┌──

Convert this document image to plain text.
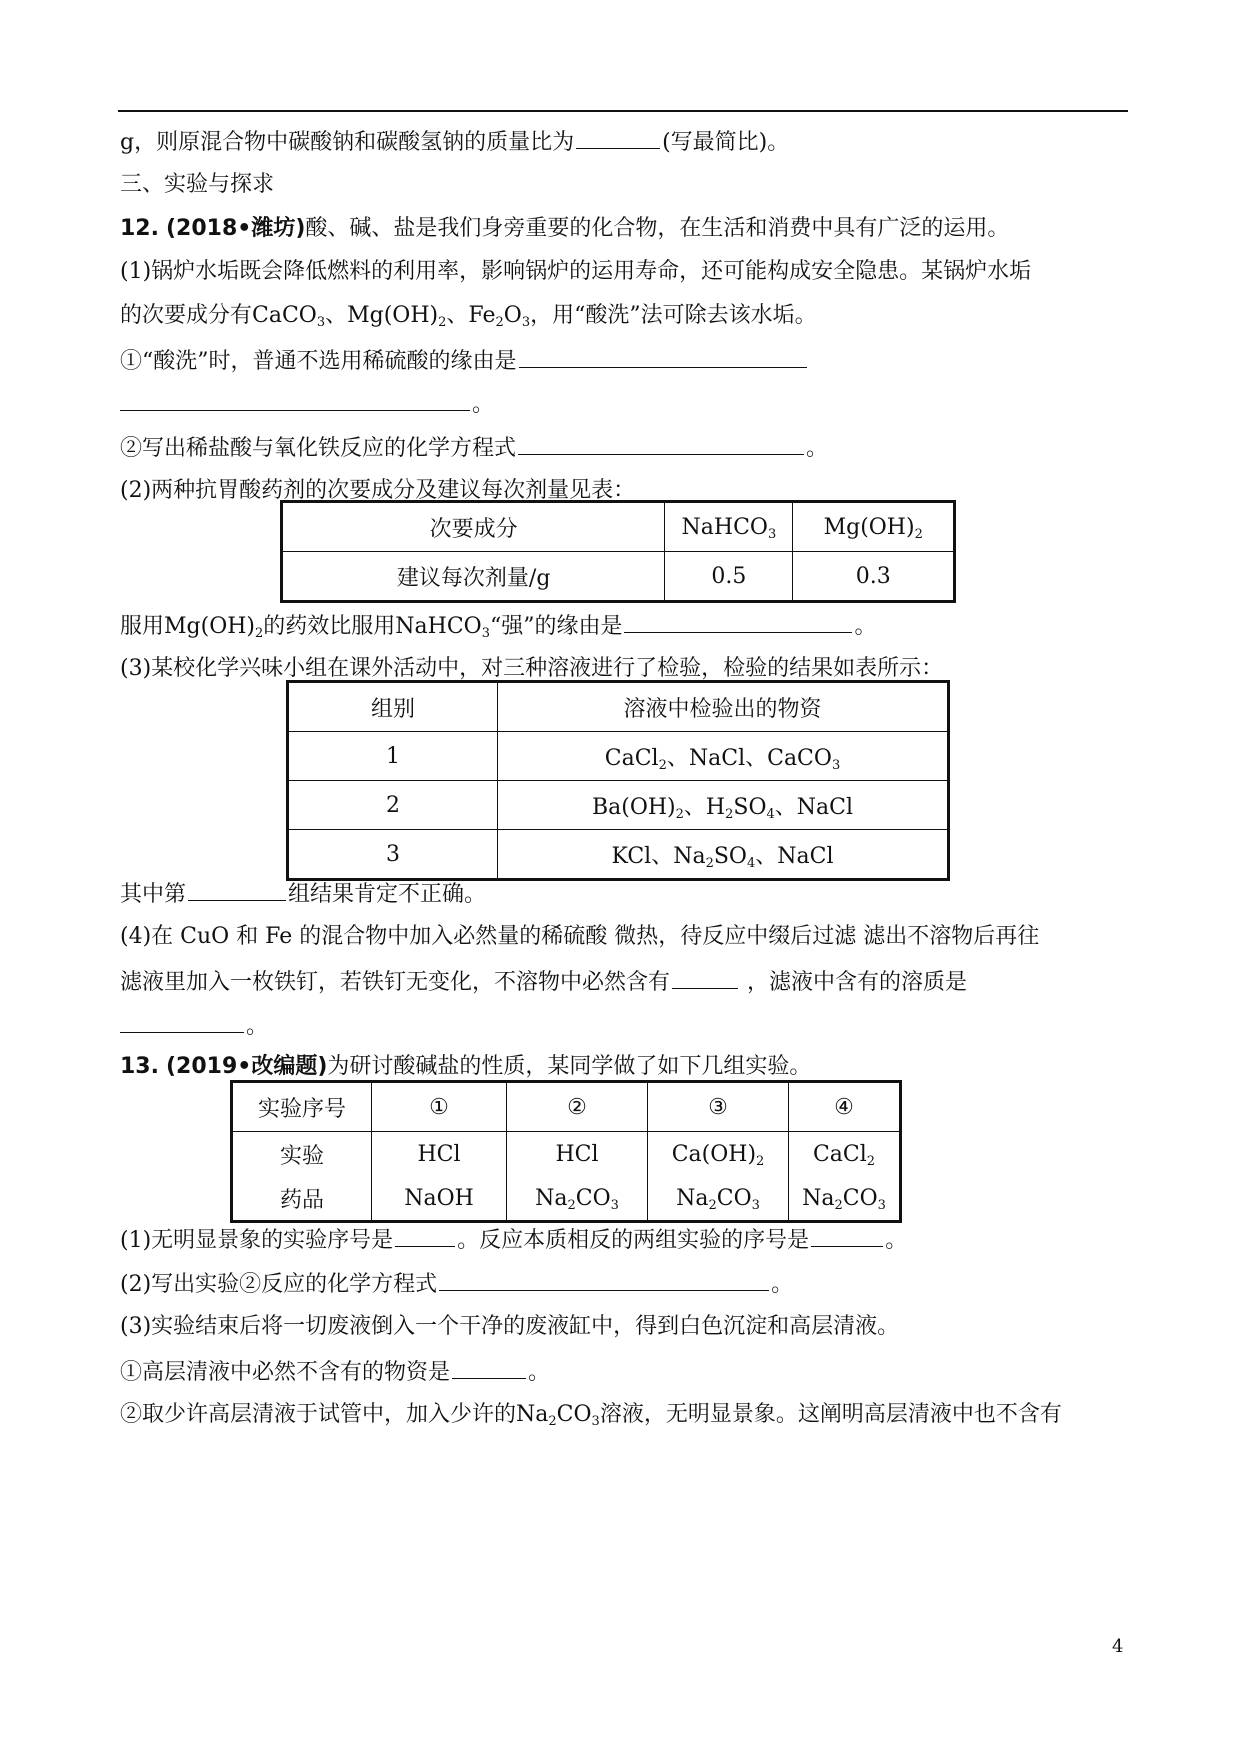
g，则原混合物中碳酸钠和碳酸氢钠的质量比为	(写最简比)。
三、实验与探求
12. (2018•潍坊)酸、碱、盐是我们身旁重要的化合物，在生活和消费中具有广泛的运用。
(1)锅炉水垢既会降低燃料的利用率，影响锅炉的运用寿命，还可能构成安全隐患。某锅炉水垢
的次要成分有CaCO$_3$、$Mg(OH)_2$、$Fe_2O_3$，用“酸洗”法可除去该水垢。
①“酸洗”时，普通不选用稀硫酸的缘由是
。
②写出稀盐酸与氧化铁反应的化学方程式	。
(2)两种抗胃酸药剂的次要成分及建议每次剂量见表：
次要成分	NaHCO$_3$	$Mg(OH)_2$
建议每次剂量/g	0.5	0.3
服用$Mg(OH)_2$的药效比服用NaHCO$_3$“强”的缘由是	。
(3)某校化学兴味小组在课外活动中，对三种溶液进行了检验，检验的结果如表所示：
组别	溶液中检验出的物资
1	CaCl$_2$、NaCl、CaCO$_3$
2	$Ba(OH)_2$、$H_2SO_4$、NaCl
3	KCl、$Na_2SO_4$、NaCl
其中第	组结果肯定不正确。
(4)在 CuO 和 Fe 的混合物中加入必然量的稀硫酸 微热，待反应中缀后过滤 滤出不溶物后再往
滤液里加入一枚铁钉，若铁钉无变化，不溶物中必然含有	，滤液中含有的溶质是
。
13. (2019•改编题)为研讨酸碱盐的性质，某同学做了如下几组实验。
实验序号	①	②	③	④
实验	HCl	HCl	$Ca(OH)_2$	CaCl$_2$
药品	NaOH	$Na_2CO_3$	$Na_2CO_3$	$Na_2CO_3$
(1)无明显景象的实验序号是	。反应本质相反的两组实验的序号是	。
(2)写出实验②反应的化学方程式	。
(3)实验结束后将一切废液倒入一个干净的废液缸中，得到白色沉淀和高层清液。
①高层清液中必然不含有的物资是	。
②取少许高层清液于试管中，加入少许的$Na_2CO_3$溶液，无明显景象。这阐明高层清液中也不含有
4
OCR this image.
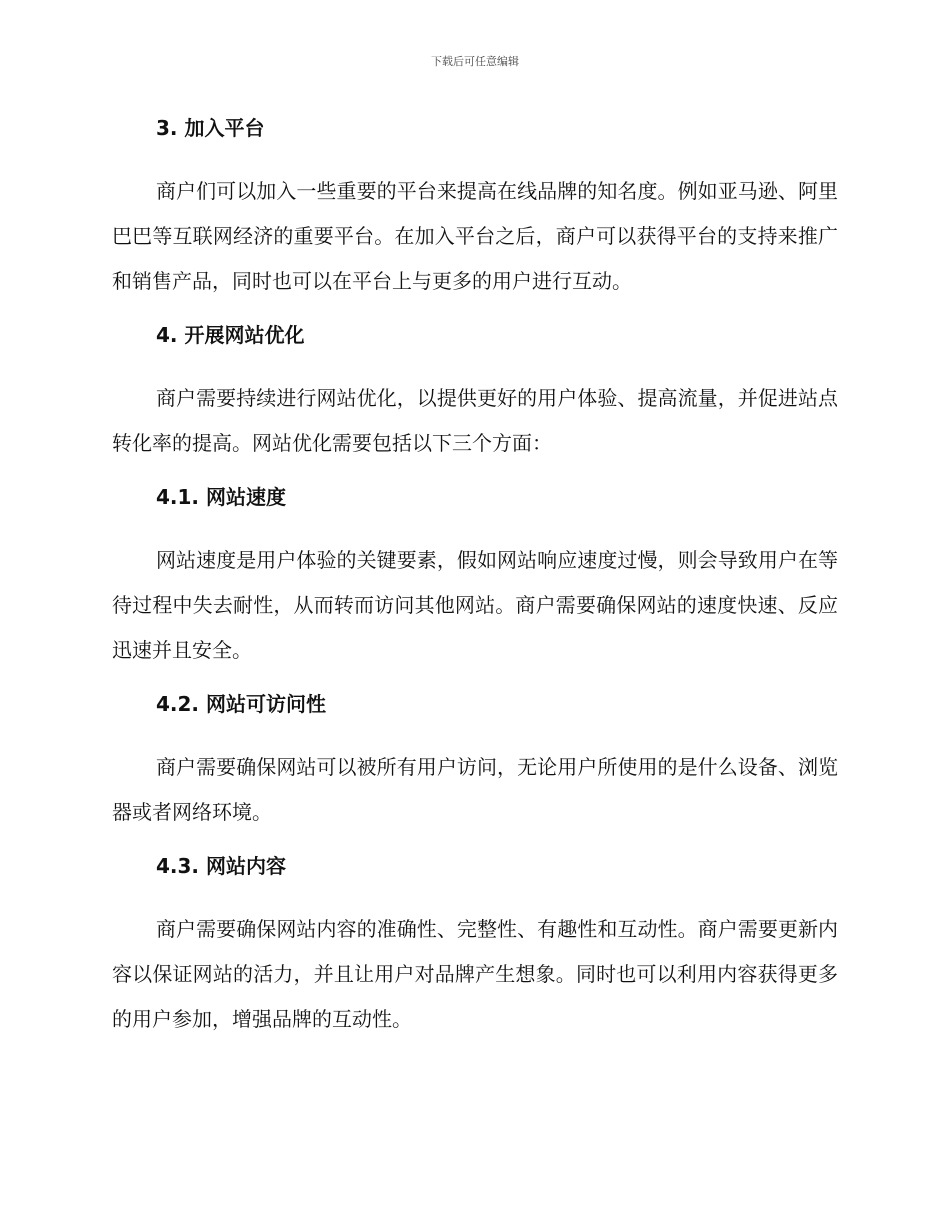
下载后可任意编辑
3. 加入平台

商户们可以加入一些重要的平台来提高在线品牌的知名度。例如亚马逊、阿里巴巴等互联网经济的重要平台。在加入平台之后，商户可以获得平台的支持来推广和销售产品，同时也可以在平台上与更多的用户进行互动。

4. 开展网站优化

商户需要持续进行网站优化，以提供更好的用户体验、提高流量，并促进站点转化率的提高。网站优化需要包括以下三个方面：

4.1. 网站速度

网站速度是用户体验的关键要素，假如网站响应速度过慢，则会导致用户在等待过程中失去耐性，从而转而访问其他网站。商户需要确保网站的速度快速、反应迅速并且安全。

4.2. 网站可访问性

商户需要确保网站可以被所有用户访问，无论用户所使用的是什么设备、浏览器或者网络环境。

4.3. 网站内容

商户需要确保网站内容的准确性、完整性、有趣性和互动性。商户需要更新内容以保证网站的活力，并且让用户对品牌产生想象。同时也可以利用内容获得更多的用户参加，增强品牌的互动性。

└──

WHAT NEEDS TO BE DONE:
Copy, from the material, each line that holds the string "this".

COMPLETE OUTPUT:
Convert this document image to plain text.
OCR this image.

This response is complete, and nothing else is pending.